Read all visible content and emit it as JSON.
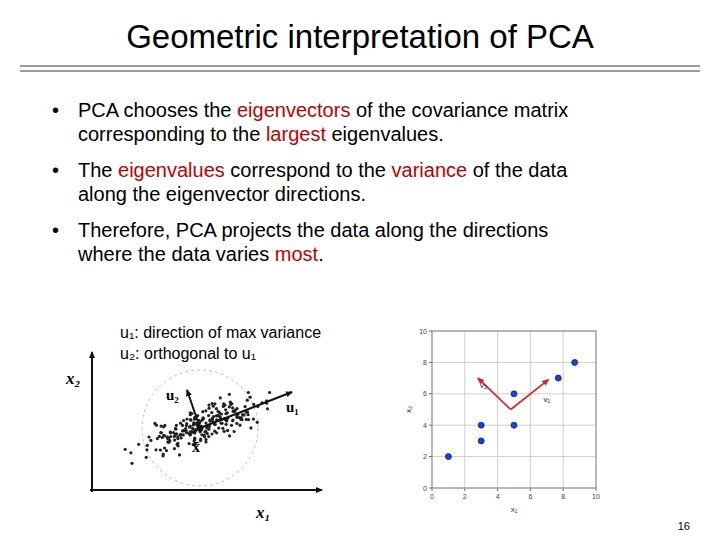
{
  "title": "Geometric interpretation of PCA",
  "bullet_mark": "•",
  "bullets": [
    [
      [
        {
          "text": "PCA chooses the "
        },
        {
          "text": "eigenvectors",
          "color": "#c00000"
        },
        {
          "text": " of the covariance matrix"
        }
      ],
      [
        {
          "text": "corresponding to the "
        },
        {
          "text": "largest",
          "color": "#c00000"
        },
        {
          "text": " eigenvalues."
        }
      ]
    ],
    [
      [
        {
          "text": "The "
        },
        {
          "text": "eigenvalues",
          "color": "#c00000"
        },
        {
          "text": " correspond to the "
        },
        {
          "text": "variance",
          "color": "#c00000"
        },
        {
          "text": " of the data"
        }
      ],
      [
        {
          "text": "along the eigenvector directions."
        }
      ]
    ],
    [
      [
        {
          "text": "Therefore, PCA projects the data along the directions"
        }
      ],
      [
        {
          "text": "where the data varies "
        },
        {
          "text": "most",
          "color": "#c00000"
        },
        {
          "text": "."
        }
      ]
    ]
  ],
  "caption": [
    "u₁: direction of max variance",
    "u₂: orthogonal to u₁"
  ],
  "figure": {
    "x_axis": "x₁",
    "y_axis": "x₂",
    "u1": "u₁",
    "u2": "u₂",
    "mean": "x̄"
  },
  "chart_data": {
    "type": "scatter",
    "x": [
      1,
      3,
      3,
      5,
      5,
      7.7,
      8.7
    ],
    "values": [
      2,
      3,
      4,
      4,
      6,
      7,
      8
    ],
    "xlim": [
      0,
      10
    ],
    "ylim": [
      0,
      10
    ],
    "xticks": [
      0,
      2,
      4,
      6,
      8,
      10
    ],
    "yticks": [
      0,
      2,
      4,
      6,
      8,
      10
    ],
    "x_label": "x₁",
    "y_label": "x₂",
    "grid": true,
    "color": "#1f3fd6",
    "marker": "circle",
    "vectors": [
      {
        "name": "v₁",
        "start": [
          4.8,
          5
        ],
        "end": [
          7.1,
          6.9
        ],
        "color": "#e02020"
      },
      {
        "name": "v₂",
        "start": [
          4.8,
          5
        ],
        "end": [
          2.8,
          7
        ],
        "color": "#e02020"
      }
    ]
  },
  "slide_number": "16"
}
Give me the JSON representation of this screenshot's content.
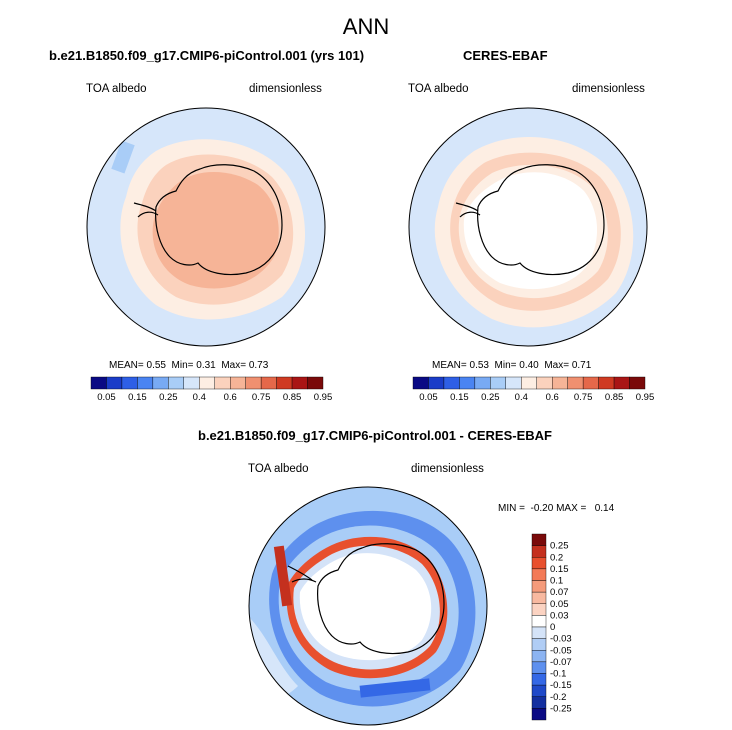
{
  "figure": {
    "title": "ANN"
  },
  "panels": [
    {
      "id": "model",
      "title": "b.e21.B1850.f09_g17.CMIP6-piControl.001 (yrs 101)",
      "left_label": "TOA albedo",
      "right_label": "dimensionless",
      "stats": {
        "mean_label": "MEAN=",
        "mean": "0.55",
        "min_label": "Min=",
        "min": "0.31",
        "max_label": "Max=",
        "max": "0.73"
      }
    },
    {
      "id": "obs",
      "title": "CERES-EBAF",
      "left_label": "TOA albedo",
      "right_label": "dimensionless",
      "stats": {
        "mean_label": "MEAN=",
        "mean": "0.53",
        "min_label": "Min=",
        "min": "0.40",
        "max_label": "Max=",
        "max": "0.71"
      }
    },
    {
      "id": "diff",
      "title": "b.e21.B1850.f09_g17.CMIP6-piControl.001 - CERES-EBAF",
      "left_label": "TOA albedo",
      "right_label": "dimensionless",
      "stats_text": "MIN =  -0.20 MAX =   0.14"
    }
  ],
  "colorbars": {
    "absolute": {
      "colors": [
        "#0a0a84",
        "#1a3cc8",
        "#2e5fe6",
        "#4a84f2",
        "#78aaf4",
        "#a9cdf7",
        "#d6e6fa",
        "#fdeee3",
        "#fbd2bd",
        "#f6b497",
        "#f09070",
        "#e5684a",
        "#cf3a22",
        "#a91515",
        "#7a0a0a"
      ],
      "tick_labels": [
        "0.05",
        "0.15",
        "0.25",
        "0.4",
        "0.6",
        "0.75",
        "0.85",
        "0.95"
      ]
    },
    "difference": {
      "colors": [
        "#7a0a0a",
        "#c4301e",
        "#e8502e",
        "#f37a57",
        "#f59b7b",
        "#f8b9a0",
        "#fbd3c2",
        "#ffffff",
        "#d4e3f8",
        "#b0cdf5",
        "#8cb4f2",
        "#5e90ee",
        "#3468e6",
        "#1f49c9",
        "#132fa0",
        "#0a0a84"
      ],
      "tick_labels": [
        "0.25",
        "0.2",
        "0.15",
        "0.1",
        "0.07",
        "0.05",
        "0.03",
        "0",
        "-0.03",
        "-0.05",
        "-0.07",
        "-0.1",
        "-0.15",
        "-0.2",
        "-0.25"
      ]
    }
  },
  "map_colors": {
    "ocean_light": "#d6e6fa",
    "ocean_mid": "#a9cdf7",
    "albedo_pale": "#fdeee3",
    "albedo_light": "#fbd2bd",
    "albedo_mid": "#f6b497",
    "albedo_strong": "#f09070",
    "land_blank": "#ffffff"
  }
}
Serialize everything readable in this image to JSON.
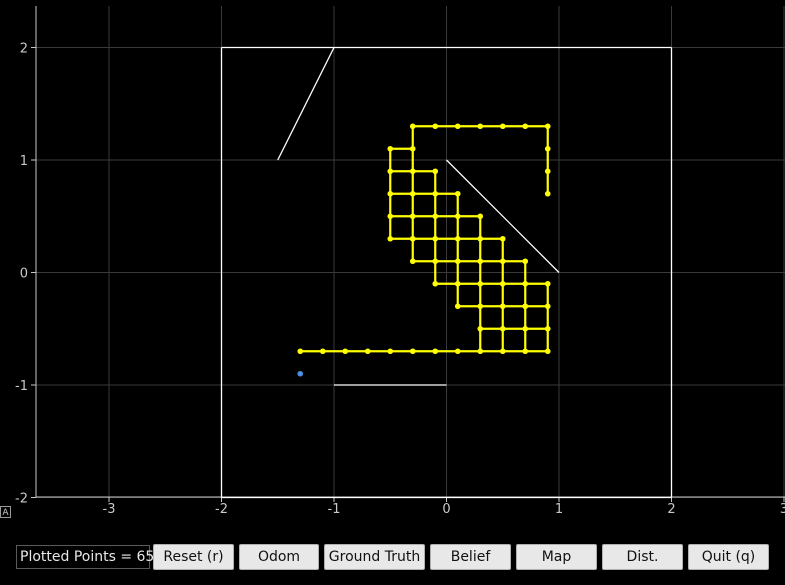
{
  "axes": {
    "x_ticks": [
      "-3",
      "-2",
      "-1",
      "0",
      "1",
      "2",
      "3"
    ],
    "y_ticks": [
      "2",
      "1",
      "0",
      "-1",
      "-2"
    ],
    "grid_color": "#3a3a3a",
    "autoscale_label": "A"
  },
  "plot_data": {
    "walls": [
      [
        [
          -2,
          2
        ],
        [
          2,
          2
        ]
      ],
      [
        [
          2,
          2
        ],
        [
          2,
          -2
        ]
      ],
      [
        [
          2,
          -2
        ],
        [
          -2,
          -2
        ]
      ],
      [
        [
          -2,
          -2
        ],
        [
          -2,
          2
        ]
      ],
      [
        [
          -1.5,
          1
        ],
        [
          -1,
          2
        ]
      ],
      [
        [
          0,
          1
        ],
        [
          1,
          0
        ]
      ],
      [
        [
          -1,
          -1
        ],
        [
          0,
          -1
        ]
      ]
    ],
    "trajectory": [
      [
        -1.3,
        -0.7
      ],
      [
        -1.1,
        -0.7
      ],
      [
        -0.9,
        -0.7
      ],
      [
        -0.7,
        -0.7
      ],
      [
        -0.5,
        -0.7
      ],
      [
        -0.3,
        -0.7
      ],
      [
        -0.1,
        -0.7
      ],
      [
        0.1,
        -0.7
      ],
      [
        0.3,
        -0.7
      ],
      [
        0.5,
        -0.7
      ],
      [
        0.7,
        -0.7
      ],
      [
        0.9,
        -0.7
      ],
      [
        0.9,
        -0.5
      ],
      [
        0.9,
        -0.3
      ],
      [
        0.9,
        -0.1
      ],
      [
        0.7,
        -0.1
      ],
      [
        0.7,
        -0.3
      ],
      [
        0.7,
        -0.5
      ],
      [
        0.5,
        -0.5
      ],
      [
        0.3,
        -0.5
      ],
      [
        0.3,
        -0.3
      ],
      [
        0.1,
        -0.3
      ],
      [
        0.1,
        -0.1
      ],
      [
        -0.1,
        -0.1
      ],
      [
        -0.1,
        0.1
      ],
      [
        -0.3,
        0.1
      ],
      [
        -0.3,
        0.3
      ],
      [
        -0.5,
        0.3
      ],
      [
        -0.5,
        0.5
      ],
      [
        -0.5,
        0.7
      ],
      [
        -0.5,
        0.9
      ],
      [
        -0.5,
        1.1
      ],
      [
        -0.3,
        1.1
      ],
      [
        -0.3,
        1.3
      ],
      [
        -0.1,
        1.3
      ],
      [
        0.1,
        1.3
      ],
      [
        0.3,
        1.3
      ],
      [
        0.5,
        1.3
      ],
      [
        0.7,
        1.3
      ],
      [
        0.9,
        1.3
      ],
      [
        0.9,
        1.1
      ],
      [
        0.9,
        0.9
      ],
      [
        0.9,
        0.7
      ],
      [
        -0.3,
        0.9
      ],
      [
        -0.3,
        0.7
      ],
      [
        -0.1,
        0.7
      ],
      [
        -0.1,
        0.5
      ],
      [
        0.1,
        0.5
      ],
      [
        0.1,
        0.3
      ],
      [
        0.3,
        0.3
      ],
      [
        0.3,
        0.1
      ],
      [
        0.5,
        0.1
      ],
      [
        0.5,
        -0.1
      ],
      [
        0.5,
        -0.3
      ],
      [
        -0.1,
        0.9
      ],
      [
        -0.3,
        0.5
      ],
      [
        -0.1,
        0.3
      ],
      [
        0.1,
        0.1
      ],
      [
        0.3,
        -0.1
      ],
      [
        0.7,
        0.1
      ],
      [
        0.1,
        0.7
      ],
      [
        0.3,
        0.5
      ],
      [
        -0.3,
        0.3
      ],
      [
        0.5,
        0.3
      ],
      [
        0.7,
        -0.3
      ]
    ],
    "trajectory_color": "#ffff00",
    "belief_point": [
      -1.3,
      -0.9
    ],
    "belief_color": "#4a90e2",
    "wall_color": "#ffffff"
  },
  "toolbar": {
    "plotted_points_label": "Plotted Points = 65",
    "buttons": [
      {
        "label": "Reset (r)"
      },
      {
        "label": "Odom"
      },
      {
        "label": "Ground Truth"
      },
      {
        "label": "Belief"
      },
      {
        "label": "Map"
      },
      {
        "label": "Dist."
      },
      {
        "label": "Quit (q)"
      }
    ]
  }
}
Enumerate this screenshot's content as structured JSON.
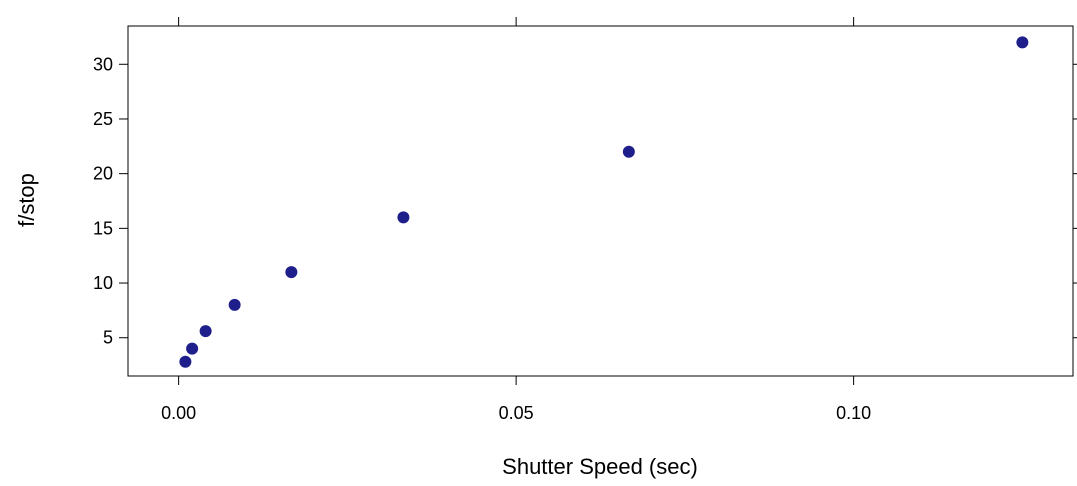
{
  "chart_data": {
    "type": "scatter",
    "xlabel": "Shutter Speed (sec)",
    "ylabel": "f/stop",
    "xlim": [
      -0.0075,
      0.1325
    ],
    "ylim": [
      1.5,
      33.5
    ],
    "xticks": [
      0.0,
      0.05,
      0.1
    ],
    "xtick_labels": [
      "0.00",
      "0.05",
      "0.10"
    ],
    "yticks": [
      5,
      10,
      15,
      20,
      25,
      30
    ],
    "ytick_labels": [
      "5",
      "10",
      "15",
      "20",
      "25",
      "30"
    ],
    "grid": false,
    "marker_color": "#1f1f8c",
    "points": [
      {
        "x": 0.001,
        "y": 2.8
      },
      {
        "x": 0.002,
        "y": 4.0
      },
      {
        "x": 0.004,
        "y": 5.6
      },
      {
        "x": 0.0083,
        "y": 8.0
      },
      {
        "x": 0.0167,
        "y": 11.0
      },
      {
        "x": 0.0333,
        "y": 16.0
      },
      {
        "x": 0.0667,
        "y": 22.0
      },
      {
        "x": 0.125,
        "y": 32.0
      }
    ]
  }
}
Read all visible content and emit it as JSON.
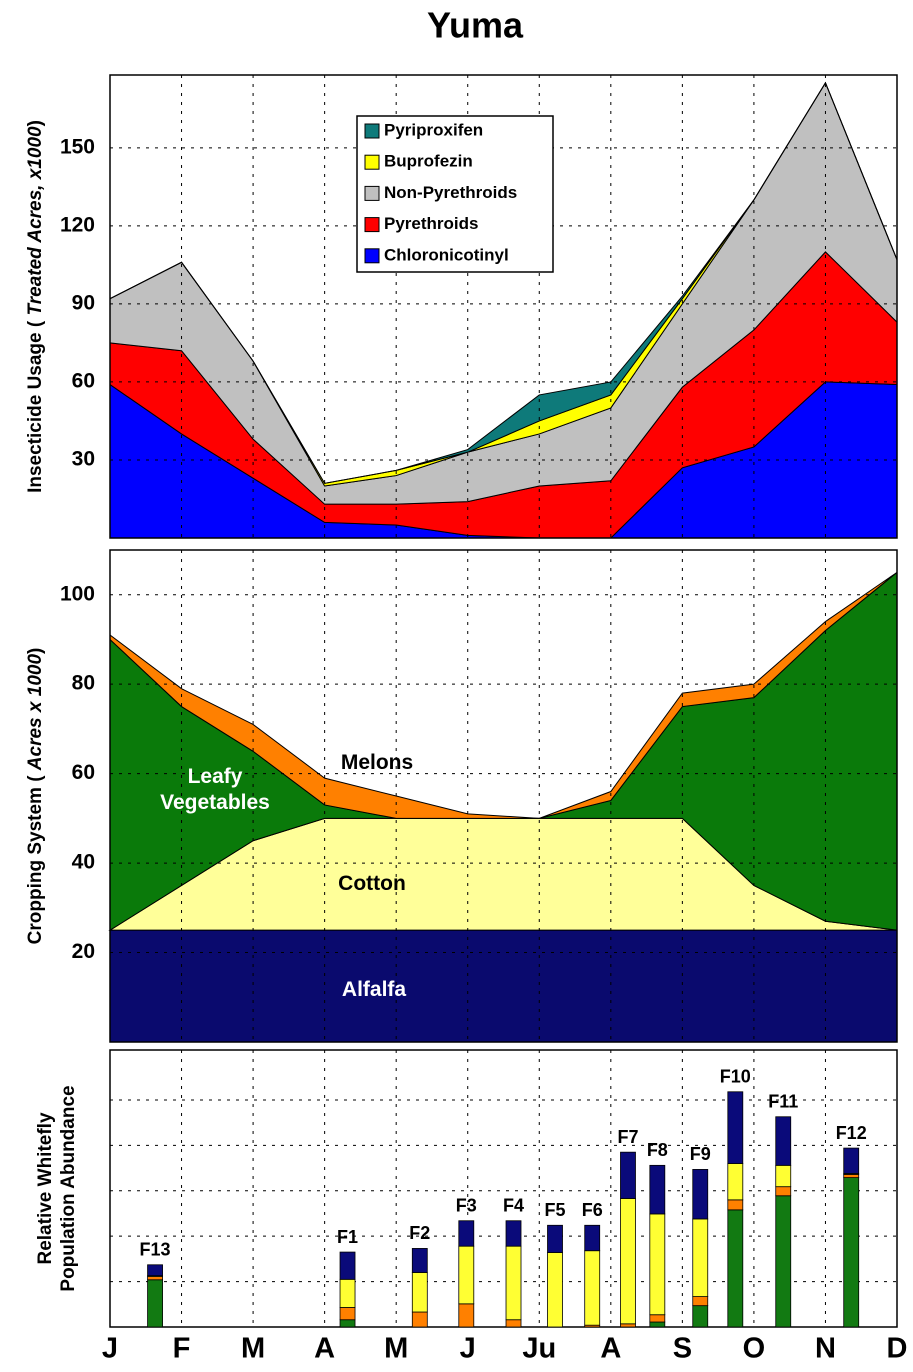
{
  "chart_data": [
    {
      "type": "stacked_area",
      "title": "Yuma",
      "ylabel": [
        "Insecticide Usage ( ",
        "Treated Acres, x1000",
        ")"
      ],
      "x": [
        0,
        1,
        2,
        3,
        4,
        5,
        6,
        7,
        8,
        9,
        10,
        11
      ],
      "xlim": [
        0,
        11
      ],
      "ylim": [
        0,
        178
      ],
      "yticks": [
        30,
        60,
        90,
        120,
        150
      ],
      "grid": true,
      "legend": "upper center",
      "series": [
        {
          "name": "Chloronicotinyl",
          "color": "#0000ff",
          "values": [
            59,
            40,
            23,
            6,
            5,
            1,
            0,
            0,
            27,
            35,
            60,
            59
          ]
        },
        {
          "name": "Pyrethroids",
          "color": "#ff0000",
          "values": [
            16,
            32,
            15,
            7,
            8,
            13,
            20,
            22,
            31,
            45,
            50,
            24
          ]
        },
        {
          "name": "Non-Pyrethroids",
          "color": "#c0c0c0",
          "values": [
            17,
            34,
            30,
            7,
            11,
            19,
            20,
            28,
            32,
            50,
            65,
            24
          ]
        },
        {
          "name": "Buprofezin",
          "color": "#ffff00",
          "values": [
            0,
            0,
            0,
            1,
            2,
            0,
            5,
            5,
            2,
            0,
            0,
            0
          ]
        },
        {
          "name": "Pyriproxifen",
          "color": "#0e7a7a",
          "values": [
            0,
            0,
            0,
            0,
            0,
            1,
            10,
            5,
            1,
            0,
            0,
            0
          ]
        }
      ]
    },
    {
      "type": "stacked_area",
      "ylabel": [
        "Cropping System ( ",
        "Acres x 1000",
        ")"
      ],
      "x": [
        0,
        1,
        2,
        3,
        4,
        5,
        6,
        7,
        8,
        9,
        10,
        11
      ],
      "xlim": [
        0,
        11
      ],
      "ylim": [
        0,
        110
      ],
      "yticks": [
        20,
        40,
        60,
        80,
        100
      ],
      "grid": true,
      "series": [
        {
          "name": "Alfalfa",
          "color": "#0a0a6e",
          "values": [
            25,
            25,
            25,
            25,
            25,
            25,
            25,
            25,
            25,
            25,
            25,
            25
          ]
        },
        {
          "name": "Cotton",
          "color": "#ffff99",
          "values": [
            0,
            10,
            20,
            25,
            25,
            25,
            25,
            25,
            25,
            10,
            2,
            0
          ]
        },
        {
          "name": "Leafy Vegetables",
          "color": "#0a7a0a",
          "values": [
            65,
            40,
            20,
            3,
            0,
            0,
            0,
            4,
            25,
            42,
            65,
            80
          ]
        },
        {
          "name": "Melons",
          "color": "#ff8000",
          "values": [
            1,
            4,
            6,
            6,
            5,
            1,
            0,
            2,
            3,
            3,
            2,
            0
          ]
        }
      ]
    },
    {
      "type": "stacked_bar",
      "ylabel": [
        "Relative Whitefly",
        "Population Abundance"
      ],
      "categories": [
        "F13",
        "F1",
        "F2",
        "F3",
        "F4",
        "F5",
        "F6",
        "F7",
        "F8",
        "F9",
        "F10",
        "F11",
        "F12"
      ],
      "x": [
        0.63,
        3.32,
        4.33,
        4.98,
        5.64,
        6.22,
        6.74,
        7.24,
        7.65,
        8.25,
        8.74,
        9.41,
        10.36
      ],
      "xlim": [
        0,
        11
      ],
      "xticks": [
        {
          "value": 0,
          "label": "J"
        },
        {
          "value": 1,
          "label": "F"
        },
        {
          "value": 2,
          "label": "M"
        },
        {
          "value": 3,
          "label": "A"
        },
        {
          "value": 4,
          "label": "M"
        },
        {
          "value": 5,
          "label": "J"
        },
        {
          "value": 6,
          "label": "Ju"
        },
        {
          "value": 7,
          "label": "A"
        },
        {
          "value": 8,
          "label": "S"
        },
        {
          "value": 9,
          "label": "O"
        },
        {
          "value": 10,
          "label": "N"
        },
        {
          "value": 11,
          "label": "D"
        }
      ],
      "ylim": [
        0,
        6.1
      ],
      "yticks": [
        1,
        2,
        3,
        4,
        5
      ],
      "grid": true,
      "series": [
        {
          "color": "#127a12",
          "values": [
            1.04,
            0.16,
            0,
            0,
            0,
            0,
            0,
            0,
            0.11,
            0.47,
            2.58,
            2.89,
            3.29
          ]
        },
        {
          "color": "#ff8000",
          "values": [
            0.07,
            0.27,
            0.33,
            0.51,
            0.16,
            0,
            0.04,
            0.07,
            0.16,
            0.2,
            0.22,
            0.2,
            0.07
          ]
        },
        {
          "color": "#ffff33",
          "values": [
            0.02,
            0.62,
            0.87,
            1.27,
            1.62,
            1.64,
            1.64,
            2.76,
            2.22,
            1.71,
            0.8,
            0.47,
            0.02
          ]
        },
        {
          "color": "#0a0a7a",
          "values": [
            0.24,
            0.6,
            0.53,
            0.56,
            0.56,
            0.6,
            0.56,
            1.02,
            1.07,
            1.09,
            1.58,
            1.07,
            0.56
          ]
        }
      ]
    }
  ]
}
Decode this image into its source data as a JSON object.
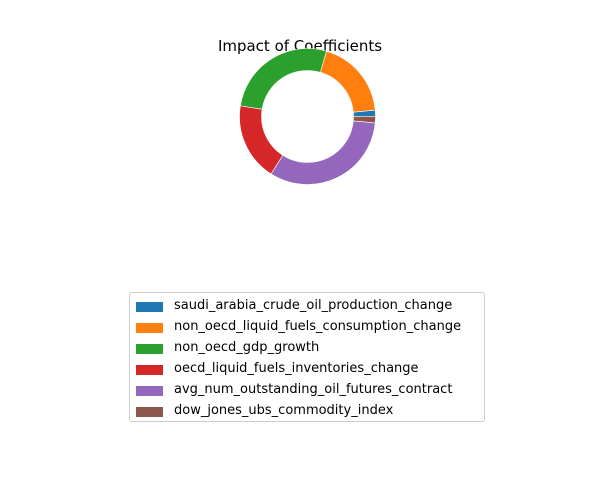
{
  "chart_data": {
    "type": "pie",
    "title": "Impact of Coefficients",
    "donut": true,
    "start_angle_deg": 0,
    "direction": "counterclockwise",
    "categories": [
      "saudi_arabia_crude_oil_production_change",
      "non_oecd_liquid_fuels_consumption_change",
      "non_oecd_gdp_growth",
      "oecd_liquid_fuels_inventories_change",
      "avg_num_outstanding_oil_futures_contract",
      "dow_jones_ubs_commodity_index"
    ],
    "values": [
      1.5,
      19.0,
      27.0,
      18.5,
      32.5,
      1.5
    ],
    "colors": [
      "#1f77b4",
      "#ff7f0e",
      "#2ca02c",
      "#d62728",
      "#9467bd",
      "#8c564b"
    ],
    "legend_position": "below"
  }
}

-------------------------

TASK TO COMPLETE: From the line that contains "Decode this image" to the end of the material above, output every line exactly, both ends included, but leave out any pictures.

OUTPUT OF THE TASK:
Decode this image into its source data as a JSON object.
{
  "chart_data": {
    "type": "pie",
    "title": "Impact of Coefficients",
    "donut": true,
    "start_angle_deg": 0,
    "direction": "counterclockwise",
    "categories": [
      "saudi_arabia_crude_oil_production_change",
      "non_oecd_liquid_fuels_consumption_change",
      "non_oecd_gdp_growth",
      "oecd_liquid_fuels_inventories_change",
      "avg_num_outstanding_oil_futures_contract",
      "dow_jones_ubs_commodity_index"
    ],
    "values": [
      1.5,
      19.0,
      27.0,
      18.5,
      32.5,
      1.5
    ],
    "colors": [
      "#1f77b4",
      "#ff7f0e",
      "#2ca02c",
      "#d62728",
      "#9467bd",
      "#8c564b"
    ],
    "legend_position": "below"
  }
}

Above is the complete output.